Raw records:
+ + + + + + +
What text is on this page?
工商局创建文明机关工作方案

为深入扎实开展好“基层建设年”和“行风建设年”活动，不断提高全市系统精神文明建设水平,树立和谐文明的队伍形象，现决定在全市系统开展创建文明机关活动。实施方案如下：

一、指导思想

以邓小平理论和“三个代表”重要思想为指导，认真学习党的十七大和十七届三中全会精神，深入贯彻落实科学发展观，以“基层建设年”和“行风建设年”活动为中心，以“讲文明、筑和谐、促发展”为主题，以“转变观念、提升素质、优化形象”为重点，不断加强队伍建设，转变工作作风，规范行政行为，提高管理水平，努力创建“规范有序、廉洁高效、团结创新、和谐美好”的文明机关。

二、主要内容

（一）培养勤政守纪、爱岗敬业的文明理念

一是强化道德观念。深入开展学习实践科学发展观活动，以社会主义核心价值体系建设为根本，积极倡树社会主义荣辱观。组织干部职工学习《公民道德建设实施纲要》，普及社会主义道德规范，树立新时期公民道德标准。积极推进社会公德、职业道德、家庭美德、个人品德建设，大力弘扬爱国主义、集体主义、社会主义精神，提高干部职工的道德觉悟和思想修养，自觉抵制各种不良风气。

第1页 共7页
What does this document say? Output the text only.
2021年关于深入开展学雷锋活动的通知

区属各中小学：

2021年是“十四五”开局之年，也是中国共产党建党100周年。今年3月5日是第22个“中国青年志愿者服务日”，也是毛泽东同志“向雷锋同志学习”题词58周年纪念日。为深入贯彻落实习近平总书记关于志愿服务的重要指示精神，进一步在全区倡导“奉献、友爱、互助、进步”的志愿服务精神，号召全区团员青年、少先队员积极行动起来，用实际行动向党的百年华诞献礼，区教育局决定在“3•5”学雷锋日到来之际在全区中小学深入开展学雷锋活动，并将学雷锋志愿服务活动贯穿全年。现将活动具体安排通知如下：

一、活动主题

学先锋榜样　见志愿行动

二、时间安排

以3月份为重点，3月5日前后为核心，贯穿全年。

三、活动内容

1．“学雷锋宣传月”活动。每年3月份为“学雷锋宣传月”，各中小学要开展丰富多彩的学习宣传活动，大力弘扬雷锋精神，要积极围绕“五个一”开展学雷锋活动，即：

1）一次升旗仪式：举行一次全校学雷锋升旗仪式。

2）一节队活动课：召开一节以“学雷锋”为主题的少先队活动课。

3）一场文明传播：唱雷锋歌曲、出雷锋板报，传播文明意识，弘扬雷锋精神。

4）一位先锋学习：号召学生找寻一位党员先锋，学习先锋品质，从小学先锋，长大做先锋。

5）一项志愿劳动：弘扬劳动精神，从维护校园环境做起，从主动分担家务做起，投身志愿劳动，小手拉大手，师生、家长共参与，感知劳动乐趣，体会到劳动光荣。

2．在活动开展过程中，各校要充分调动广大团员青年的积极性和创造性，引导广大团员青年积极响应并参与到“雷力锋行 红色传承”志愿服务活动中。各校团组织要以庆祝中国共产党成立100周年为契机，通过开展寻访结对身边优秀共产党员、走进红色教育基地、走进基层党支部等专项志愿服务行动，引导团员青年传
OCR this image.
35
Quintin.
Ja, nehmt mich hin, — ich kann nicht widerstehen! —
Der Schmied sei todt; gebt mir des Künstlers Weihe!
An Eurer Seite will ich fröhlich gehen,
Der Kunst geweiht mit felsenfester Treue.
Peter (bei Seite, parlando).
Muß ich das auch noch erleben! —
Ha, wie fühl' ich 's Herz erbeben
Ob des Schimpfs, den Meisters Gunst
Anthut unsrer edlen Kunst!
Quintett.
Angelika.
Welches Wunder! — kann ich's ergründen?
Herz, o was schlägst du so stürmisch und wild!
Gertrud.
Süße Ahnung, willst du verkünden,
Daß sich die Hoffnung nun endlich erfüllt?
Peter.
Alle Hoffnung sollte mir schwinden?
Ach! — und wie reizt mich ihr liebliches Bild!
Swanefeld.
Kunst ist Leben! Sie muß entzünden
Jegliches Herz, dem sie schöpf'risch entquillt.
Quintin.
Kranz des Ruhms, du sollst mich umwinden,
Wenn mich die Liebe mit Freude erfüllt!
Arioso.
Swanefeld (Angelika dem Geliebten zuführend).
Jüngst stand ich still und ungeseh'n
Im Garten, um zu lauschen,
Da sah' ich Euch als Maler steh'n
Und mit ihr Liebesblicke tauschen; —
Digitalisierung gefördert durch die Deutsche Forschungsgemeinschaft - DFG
+ + + + + + +
INSTRUCTIONS TO FOLLOW – Read the entries and pick out all lines that include the word "基层建设年".

ANSWER TO THIS TASK –
为深入扎实开展好“基层建设年”和“行风建设年”活动，不断提高全市系统精神文明建设水平,树立和谐文明的队伍形象，现决定在全市系统开展创建文明机关活动。实施方案如下：
以邓小平理论和“三个代表”重要思想为指导，认真学习党的十七大和十七届三中全会精神，深入贯彻落实科学发展观，以“基层建设年”和“行风建设年”活动为中心，以“讲文明、筑和谐、促发展”为主题，以“转变观念、提升素质、优化形象”为重点，不断加强队伍建设，转变工作作风，规范行政行为，提高管理水平，努力创建“规范有序、廉洁高效、团结创新、和谐美好”的文明机关。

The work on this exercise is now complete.